## Provided passage
— begin —

Dimpled metamaterial in honeycomb pattern. [Credit: Harvard John A. Paulson School of Engineering and Applied Sciences (SEAS)]

 

 

By Anne J. Manning, Harvard John A. Paulson School of Engineering and Applied Sciences (SEAS)

Editor's note: Please watch the video. Very informative.

Imagine a road cyclist or downhill skier whose clothing adapts to their wind speed, allowing them to shave time just by pulling or stretching the fabric.

Such cutting-edge textiles are within reach, thanks to researchers at the Harvard John A. Paulson School of Engineering and Applied Sciences (SEAS). Led by SEAS mechanical engineering graduate student David Farrell, a study published in Advanced Materials describes a new type of textile that uses dimpling to adjust its aerodynamic properties while worn on the body. The research has potential to change not only high-speed sports, but also industries such as aerospace, maritime, and civil engineering.

The research is a collaboration between the labs of Katia Bertoldi, the William and Ami Kuan Danoff Professor of Applied Mechanics, and Conor J. Walsh, the Paul A. Maeder Professor of Engineering and Applied Sciences.

— end —

## Supplied data

— begin —

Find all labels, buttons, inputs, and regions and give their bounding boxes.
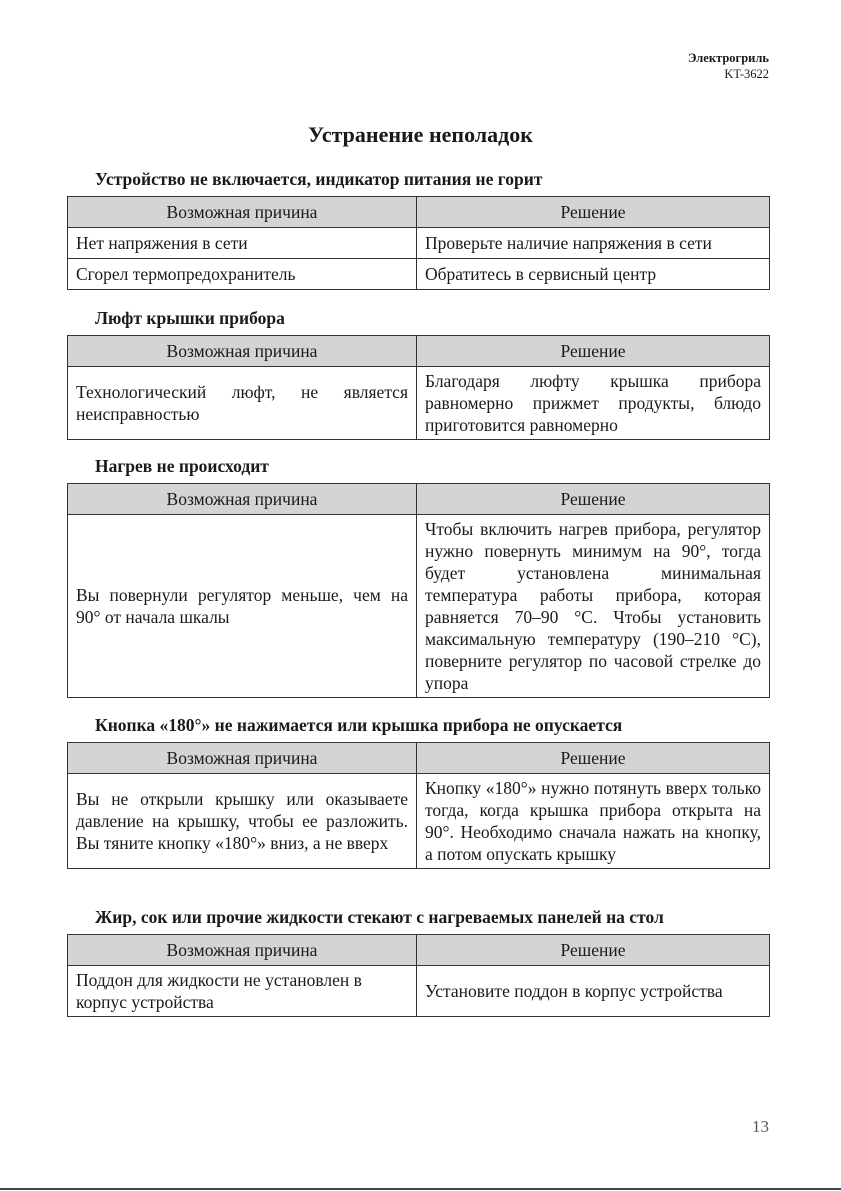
solution-cell: Установите поддон в корпус устройства [417,966,770,1017]
solution-cell: Чтобы включить нагрев прибора, регулятор нужно повернуть минимум на 90°, тогда будет установлена минимальная температура работы прибора, которая равняется 70–90 °С. Чтобы установить максимальную температуру (190–210 °С), поверните регулятор по часовой стрелке до упора [417,515,770,698]
section-no-heating [67,455,769,698]
section-heading: Нагрев не происходит [95,456,269,476]
solution-cell: Обратитесь в сервисный центр [417,259,770,290]
cause-cell: Поддон для жидкости не установлен в корпус устройства [68,966,417,1017]
column-header-solution: Решение [417,743,770,774]
troubleshooting-table [67,742,770,869]
solution-cell: Проверьте наличие напряжения в сети [417,228,770,259]
section-heading: Кнопка «180°» не нажимается или крышка прибора не опускается [95,715,623,735]
section-heading: Жир, сок или прочие жидкости стекают с нагреваемых панелей на стол [95,907,664,927]
section-heading: Устройство не включается, индикатор питания не горит [95,169,543,189]
page-header [688,50,769,82]
column-header-cause: Возможная причина [68,197,417,228]
cause-cell: Вы не открыли крышку или оказываете давление на крышку, чтобы ее разложить. Вы тяните кнопку «180°» вниз, а не вверх [68,774,417,869]
table-header-row [68,336,770,367]
column-header-solution: Решение [417,336,770,367]
page-number: 13 [752,1117,769,1136]
table-row [68,774,770,869]
bottom-divider [0,1188,841,1190]
table-header-row [68,197,770,228]
table-row [68,367,770,440]
cause-cell: Вы повернули регулятор меньше, чем на 90° от начала шкалы [68,515,417,698]
troubleshooting-table [67,196,770,290]
table-row [68,966,770,1017]
column-header-solution: Решение [417,935,770,966]
troubleshooting-table [67,934,770,1017]
section-180-button [67,714,769,869]
column-header-cause: Возможная причина [68,743,417,774]
column-header-solution: Решение [417,197,770,228]
section-heading: Люфт крышки прибора [95,308,285,328]
troubleshooting-table [67,483,770,698]
cause-cell: Технологический люфт, не является неисправностью [68,367,417,440]
product-name: Электрогриль [687,51,769,65]
table-row [68,228,770,259]
cause-cell: Сгорел термопредохранитель [68,259,417,290]
solution-cell: Благодаря люфту крышка прибора равномерно прижмет продукты, блюдо приготовится равномерно [417,367,770,440]
column-header-solution: Решение [417,484,770,515]
model-number: KT-3622 [724,67,769,81]
column-header-cause: Возможная причина [68,336,417,367]
section-lid-play [67,307,769,440]
page-title: Устранение неполадок [308,122,533,147]
cause-cell: Нет напряжения в сети [68,228,417,259]
section-no-power [67,168,769,290]
table-row [68,515,770,698]
table-header-row [68,743,770,774]
table-row [68,259,770,290]
troubleshooting-table [67,335,770,440]
solution-cell: Кнопку «180°» нужно потянуть вверх только тогда, когда крышка прибора открыта на 90°. Необходимо сначала нажать на кнопку, а потом опускать крышку [417,774,770,869]
table-header-row [68,935,770,966]
table-header-row [68,484,770,515]
section-liquid-leak [67,906,769,1017]
column-header-cause: Возможная причина [68,935,417,966]
column-header-cause: Возможная причина [68,484,417,515]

— end —

## Problem
Transcribe the dimpled-textile article word for word, everything from "Imagine a road" down to "and civil engineering.". The records were drawn from a separate source.

## Solution for this exercise
Imagine a road cyclist or downhill skier whose clothing adapts to their wind speed, allowing them to shave time just by pulling or stretching the fabric.

Such cutting-edge textiles are within reach, thanks to researchers at the Harvard John A. Paulson School of Engineering and Applied Sciences (SEAS). Led by SEAS mechanical engineering graduate student David Farrell, a study published in Advanced Materials describes a new type of textile that uses dimpling to adjust its aerodynamic properties while worn on the body. The research has potential to change not only high-speed sports, but also industries such as aerospace, maritime, and civil engineering.